** Begin EXTRACTED INFORMATION **
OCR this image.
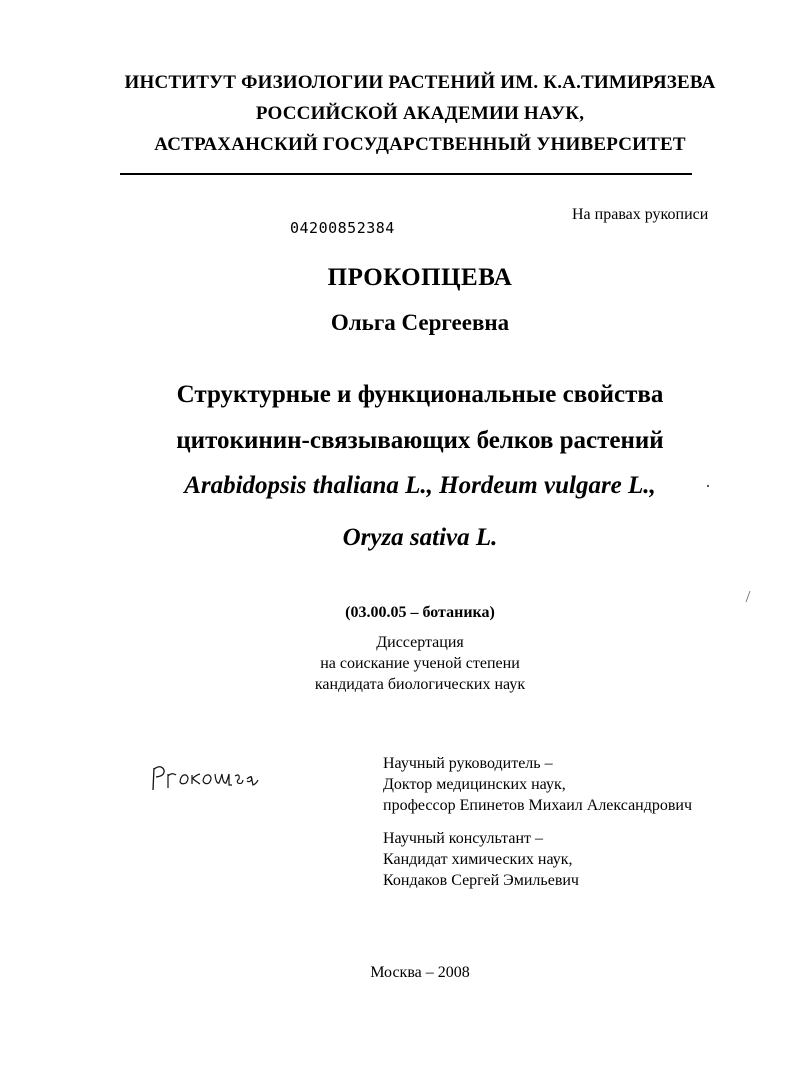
ИНСТИТУТ ФИЗИОЛОГИИ РАСТЕНИЙ ИМ. К.А.ТИМИРЯЗЕВА
РОССИЙСКОЙ АКАДЕМИИ НАУК,
АСТРАХАНСКИЙ ГОСУДАРСТВЕННЫЙ УНИВЕРСИТЕТ
На правах рукописи
04200852384
ПРОКОПЦЕВА
Ольга Сергеевна
Структурные и функциональные свойства
цитокинин-связывающих белков растений
Arabidopsis thaliana L., Hordeum vulgare L.,
Oryza sativa L.
(03.00.05 – ботаника)
Диссертация
на соискание ученой степени
кандидата биологических наук
Научный руководитель –
Доктор медицинских наук,
профессор Епинетов Михаил Александрович
Научный консультант –
Кандидат химических наук,
Кондаков Сергей Эмильевич
Москва – 2008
** End EXTRACTED INFORMATION **
**WHAT TO PRODUCE:** Say how many lines above hold the word "Научный", giving only the count.

**SOLVED PROBLEM:** 2